— start MATERIAL SHOWN —

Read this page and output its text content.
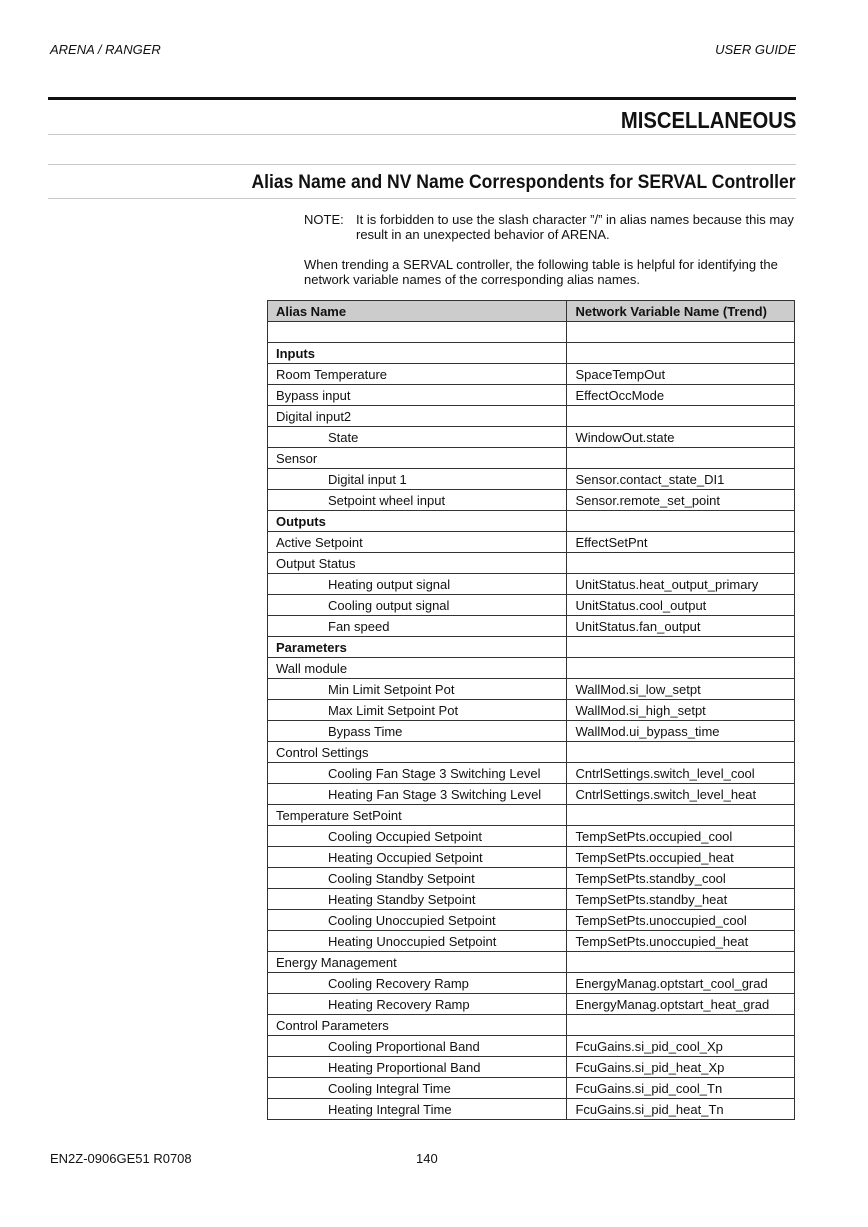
ARENA / RANGER	USER GUIDE
MISCELLANEOUS
Alias Name and NV Name Correspondents for SERVAL Controller
NOTE: It is forbidden to use the slash character ”/” in alias names because this may result in an unexpected behavior of ARENA.
When trending a SERVAL controller, the following table is helpful for identifying the network variable names of the corresponding alias names.
Alias Name	Network Variable Name (Trend)

Inputs	
Room Temperature	SpaceTempOut
Bypass input	EffectOccMode
Digital input2	
State	WindowOut.state
Sensor	
Digital input 1	Sensor.contact_state_DI1
Setpoint wheel input	Sensor.remote_set_point
Outputs	
Active Setpoint	EffectSetPnt
Output Status	
Heating output signal	UnitStatus.heat_output_primary
Cooling output signal	UnitStatus.cool_output
Fan speed	UnitStatus.fan_output
Parameters	
Wall module	
Min Limit Setpoint Pot	WallMod.si_low_setpt
Max Limit Setpoint Pot	WallMod.si_high_setpt
Bypass Time	WallMod.ui_bypass_time
Control Settings	
Cooling Fan Stage 3 Switching Level	CntrlSettings.switch_level_cool
Heating Fan Stage 3 Switching Level	CntrlSettings.switch_level_heat
Temperature SetPoint	
Cooling Occupied Setpoint	TempSetPts.occupied_cool
Heating Occupied Setpoint	TempSetPts.occupied_heat
Cooling Standby Setpoint	TempSetPts.standby_cool
Heating Standby Setpoint	TempSetPts.standby_heat
Cooling Unoccupied Setpoint	TempSetPts.unoccupied_cool
Heating Unoccupied Setpoint	TempSetPts.unoccupied_heat
Energy Management	
Cooling Recovery Ramp	EnergyManag.optstart_cool_grad
Heating Recovery Ramp	EnergyManag.optstart_heat_grad
Control Parameters	
Cooling Proportional Band	FcuGains.si_pid_cool_Xp
Heating Proportional Band	FcuGains.si_pid_heat_Xp
Cooling Integral Time	FcuGains.si_pid_cool_Tn
Heating Integral Time	FcuGains.si_pid_heat_Tn
EN2Z-0906GE51 R0708	140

— end MATERIAL SHOWN —

- [EXERCISE BRIEF] Retype the whole listing exactly and leave the pictures out.

- [COMPLETE OUTPUT]
Read this page and output its text content.
ARENA / RANGER	USER GUIDE
MISCELLANEOUS
Alias Name and NV Name Correspondents for SERVAL Controller
NOTE: It is forbidden to use the slash character ”/” in alias names because this may result in an unexpected behavior of ARENA.
When trending a SERVAL controller, the following table is helpful for identifying the network variable names of the corresponding alias names.
Alias Name	Network Variable Name (Trend)

Inputs	
Room Temperature	SpaceTempOut
Bypass input	EffectOccMode
Digital input2	
State	WindowOut.state
Sensor	
Digital input 1	Sensor.contact_state_DI1
Setpoint wheel input	Sensor.remote_set_point
Outputs	
Active Setpoint	EffectSetPnt
Output Status	
Heating output signal	UnitStatus.heat_output_primary
Cooling output signal	UnitStatus.cool_output
Fan speed	UnitStatus.fan_output
Parameters	
Wall module	
Min Limit Setpoint Pot	WallMod.si_low_setpt
Max Limit Setpoint Pot	WallMod.si_high_setpt
Bypass Time	WallMod.ui_bypass_time
Control Settings	
Cooling Fan Stage 3 Switching Level	CntrlSettings.switch_level_cool
Heating Fan Stage 3 Switching Level	CntrlSettings.switch_level_heat
Temperature SetPoint	
Cooling Occupied Setpoint	TempSetPts.occupied_cool
Heating Occupied Setpoint	TempSetPts.occupied_heat
Cooling Standby Setpoint	TempSetPts.standby_cool
Heating Standby Setpoint	TempSetPts.standby_heat
Cooling Unoccupied Setpoint	TempSetPts.unoccupied_cool
Heating Unoccupied Setpoint	TempSetPts.unoccupied_heat
Energy Management	
Cooling Recovery Ramp	EnergyManag.optstart_cool_grad
Heating Recovery Ramp	EnergyManag.optstart_heat_grad
Control Parameters	
Cooling Proportional Band	FcuGains.si_pid_cool_Xp
Heating Proportional Band	FcuGains.si_pid_heat_Xp
Cooling Integral Time	FcuGains.si_pid_cool_Tn
Heating Integral Time	FcuGains.si_pid_heat_Tn
EN2Z-0906GE51 R0708	140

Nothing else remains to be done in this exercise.